## start

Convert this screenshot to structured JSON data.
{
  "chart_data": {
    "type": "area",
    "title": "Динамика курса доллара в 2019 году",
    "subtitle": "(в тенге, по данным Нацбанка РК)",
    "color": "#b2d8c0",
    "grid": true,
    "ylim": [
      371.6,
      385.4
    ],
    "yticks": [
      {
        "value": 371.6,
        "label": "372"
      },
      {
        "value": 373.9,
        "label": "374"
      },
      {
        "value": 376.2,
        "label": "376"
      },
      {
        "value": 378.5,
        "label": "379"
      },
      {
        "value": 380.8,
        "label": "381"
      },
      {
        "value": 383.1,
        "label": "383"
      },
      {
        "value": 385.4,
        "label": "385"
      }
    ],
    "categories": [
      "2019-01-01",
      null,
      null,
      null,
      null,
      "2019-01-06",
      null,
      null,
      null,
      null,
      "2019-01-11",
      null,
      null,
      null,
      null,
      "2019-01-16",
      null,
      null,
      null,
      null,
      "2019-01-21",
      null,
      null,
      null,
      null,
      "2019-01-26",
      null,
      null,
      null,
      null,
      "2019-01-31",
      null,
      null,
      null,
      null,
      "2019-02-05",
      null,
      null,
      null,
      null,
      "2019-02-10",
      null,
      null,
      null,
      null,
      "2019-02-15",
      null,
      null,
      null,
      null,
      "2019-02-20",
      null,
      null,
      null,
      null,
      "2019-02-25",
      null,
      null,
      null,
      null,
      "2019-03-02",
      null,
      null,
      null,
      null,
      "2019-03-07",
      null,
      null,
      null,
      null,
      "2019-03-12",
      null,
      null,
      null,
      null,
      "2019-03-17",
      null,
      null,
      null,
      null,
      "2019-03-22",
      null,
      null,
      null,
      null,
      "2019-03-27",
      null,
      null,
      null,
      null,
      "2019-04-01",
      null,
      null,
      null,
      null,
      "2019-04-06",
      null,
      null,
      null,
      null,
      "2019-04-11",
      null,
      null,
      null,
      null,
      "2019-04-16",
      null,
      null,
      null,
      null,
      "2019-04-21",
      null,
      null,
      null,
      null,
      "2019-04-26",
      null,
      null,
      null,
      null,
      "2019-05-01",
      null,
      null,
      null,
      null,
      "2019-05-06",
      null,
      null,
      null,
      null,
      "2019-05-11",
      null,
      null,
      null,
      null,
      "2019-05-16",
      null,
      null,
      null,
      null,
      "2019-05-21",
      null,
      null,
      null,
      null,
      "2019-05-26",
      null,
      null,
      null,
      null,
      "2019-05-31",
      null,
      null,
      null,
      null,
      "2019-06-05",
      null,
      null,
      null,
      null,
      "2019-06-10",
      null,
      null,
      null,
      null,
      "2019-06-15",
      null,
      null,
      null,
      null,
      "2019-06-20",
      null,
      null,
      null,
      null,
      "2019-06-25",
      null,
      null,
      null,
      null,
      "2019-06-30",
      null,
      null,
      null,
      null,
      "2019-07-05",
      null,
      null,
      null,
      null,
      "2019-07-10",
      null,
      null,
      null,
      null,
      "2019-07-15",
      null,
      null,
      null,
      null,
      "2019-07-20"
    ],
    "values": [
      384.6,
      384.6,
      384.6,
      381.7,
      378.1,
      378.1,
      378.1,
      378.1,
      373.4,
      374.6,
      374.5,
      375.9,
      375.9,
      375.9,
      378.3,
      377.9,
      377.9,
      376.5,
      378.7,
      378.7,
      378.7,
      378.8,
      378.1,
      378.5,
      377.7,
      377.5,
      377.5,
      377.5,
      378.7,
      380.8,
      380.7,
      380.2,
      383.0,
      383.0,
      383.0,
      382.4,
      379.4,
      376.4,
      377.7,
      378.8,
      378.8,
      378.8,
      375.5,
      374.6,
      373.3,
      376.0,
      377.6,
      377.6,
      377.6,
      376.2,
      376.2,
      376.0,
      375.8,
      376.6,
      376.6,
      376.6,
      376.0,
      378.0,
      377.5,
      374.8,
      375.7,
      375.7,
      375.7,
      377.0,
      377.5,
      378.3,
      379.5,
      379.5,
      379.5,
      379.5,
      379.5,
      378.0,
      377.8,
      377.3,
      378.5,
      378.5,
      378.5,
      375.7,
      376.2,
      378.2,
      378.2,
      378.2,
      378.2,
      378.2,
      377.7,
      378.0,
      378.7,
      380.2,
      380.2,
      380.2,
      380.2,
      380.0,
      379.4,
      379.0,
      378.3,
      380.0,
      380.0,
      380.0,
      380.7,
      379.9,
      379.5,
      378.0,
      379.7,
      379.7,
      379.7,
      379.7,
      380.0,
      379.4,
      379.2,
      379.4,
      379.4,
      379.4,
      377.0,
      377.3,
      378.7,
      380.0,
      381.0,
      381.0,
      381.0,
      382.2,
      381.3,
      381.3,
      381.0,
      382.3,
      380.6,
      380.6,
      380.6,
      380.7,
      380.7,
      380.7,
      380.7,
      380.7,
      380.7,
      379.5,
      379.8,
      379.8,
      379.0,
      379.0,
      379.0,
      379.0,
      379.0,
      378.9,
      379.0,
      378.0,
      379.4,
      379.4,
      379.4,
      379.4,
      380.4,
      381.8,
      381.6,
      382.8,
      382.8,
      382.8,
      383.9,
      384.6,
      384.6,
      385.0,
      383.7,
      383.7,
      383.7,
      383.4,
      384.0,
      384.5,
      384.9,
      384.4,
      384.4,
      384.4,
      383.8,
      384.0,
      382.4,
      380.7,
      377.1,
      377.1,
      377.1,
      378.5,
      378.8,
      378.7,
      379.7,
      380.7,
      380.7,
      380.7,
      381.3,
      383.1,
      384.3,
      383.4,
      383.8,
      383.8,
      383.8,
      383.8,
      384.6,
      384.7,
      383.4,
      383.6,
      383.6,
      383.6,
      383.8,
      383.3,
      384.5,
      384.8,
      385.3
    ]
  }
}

## end

Copy all of the data exactly.

## Full response
Convert this screenshot to structured JSON data.
{
  "chart_data": {
    "type": "area",
    "title": "Динамика курса доллара в 2019 году",
    "subtitle": "(в тенге, по данным Нацбанка РК)",
    "color": "#b2d8c0",
    "grid": true,
    "ylim": [
      371.6,
      385.4
    ],
    "yticks": [
      {
        "value": 371.6,
        "label": "372"
      },
      {
        "value": 373.9,
        "label": "374"
      },
      {
        "value": 376.2,
        "label": "376"
      },
      {
        "value": 378.5,
        "label": "379"
      },
      {
        "value": 380.8,
        "label": "381"
      },
      {
        "value": 383.1,
        "label": "383"
      },
      {
        "value": 385.4,
        "label": "385"
      }
    ],
    "categories": [
      "2019-01-01",
      null,
      null,
      null,
      null,
      "2019-01-06",
      null,
      null,
      null,
      null,
      "2019-01-11",
      null,
      null,
      null,
      null,
      "2019-01-16",
      null,
      null,
      null,
      null,
      "2019-01-21",
      null,
      null,
      null,
      null,
      "2019-01-26",
      null,
      null,
      null,
      null,
      "2019-01-31",
      null,
      null,
      null,
      null,
      "2019-02-05",
      null,
      null,
      null,
      null,
      "2019-02-10",
      null,
      null,
      null,
      null,
      "2019-02-15",
      null,
      null,
      null,
      null,
      "2019-02-20",
      null,
      null,
      null,
      null,
      "2019-02-25",
      null,
      null,
      null,
      null,
      "2019-03-02",
      null,
      null,
      null,
      null,
      "2019-03-07",
      null,
      null,
      null,
      null,
      "2019-03-12",
      null,
      null,
      null,
      null,
      "2019-03-17",
      null,
      null,
      null,
      null,
      "2019-03-22",
      null,
      null,
      null,
      null,
      "2019-03-27",
      null,
      null,
      null,
      null,
      "2019-04-01",
      null,
      null,
      null,
      null,
      "2019-04-06",
      null,
      null,
      null,
      null,
      "2019-04-11",
      null,
      null,
      null,
      null,
      "2019-04-16",
      null,
      null,
      null,
      null,
      "2019-04-21",
      null,
      null,
      null,
      null,
      "2019-04-26",
      null,
      null,
      null,
      null,
      "2019-05-01",
      null,
      null,
      null,
      null,
      "2019-05-06",
      null,
      null,
      null,
      null,
      "2019-05-11",
      null,
      null,
      null,
      null,
      "2019-05-16",
      null,
      null,
      null,
      null,
      "2019-05-21",
      null,
      null,
      null,
      null,
      "2019-05-26",
      null,
      null,
      null,
      null,
      "2019-05-31",
      null,
      null,
      null,
      null,
      "2019-06-05",
      null,
      null,
      null,
      null,
      "2019-06-10",
      null,
      null,
      null,
      null,
      "2019-06-15",
      null,
      null,
      null,
      null,
      "2019-06-20",
      null,
      null,
      null,
      null,
      "2019-06-25",
      null,
      null,
      null,
      null,
      "2019-06-30",
      null,
      null,
      null,
      null,
      "2019-07-05",
      null,
      null,
      null,
      null,
      "2019-07-10",
      null,
      null,
      null,
      null,
      "2019-07-15",
      null,
      null,
      null,
      null,
      "2019-07-20"
    ],
    "values": [
      384.6,
      384.6,
      384.6,
      381.7,
      378.1,
      378.1,
      378.1,
      378.1,
      373.4,
      374.6,
      374.5,
      375.9,
      375.9,
      375.9,
      378.3,
      377.9,
      377.9,
      376.5,
      378.7,
      378.7,
      378.7,
      378.8,
      378.1,
      378.5,
      377.7,
      377.5,
      377.5,
      377.5,
      378.7,
      380.8,
      380.7,
      380.2,
      383.0,
      383.0,
      383.0,
      382.4,
      379.4,
      376.4,
      377.7,
      378.8,
      378.8,
      378.8,
      375.5,
      374.6,
      373.3,
      376.0,
      377.6,
      377.6,
      377.6,
      376.2,
      376.2,
      376.0,
      375.8,
      376.6,
      376.6,
      376.6,
      376.0,
      378.0,
      377.5,
      374.8,
      375.7,
      375.7,
      375.7,
      377.0,
      377.5,
      378.3,
      379.5,
      379.5,
      379.5,
      379.5,
      379.5,
      378.0,
      377.8,
      377.3,
      378.5,
      378.5,
      378.5,
      375.7,
      376.2,
      378.2,
      378.2,
      378.2,
      378.2,
      378.2,
      377.7,
      378.0,
      378.7,
      380.2,
      380.2,
      380.2,
      380.2,
      380.0,
      379.4,
      379.0,
      378.3,
      380.0,
      380.0,
      380.0,
      380.7,
      379.9,
      379.5,
      378.0,
      379.7,
      379.7,
      379.7,
      379.7,
      380.0,
      379.4,
      379.2,
      379.4,
      379.4,
      379.4,
      377.0,
      377.3,
      378.7,
      380.0,
      381.0,
      381.0,
      381.0,
      382.2,
      381.3,
      381.3,
      381.0,
      382.3,
      380.6,
      380.6,
      380.6,
      380.7,
      380.7,
      380.7,
      380.7,
      380.7,
      380.7,
      379.5,
      379.8,
      379.8,
      379.0,
      379.0,
      379.0,
      379.0,
      379.0,
      378.9,
      379.0,
      378.0,
      379.4,
      379.4,
      379.4,
      379.4,
      380.4,
      381.8,
      381.6,
      382.8,
      382.8,
      382.8,
      383.9,
      384.6,
      384.6,
      385.0,
      383.7,
      383.7,
      383.7,
      383.4,
      384.0,
      384.5,
      384.9,
      384.4,
      384.4,
      384.4,
      383.8,
      384.0,
      382.4,
      380.7,
      377.1,
      377.1,
      377.1,
      378.5,
      378.8,
      378.7,
      379.7,
      380.7,
      380.7,
      380.7,
      381.3,
      383.1,
      384.3,
      383.4,
      383.8,
      383.8,
      383.8,
      383.8,
      384.6,
      384.7,
      383.4,
      383.6,
      383.6,
      383.6,
      383.8,
      383.3,
      384.5,
      384.8,
      385.3
    ]
  }
}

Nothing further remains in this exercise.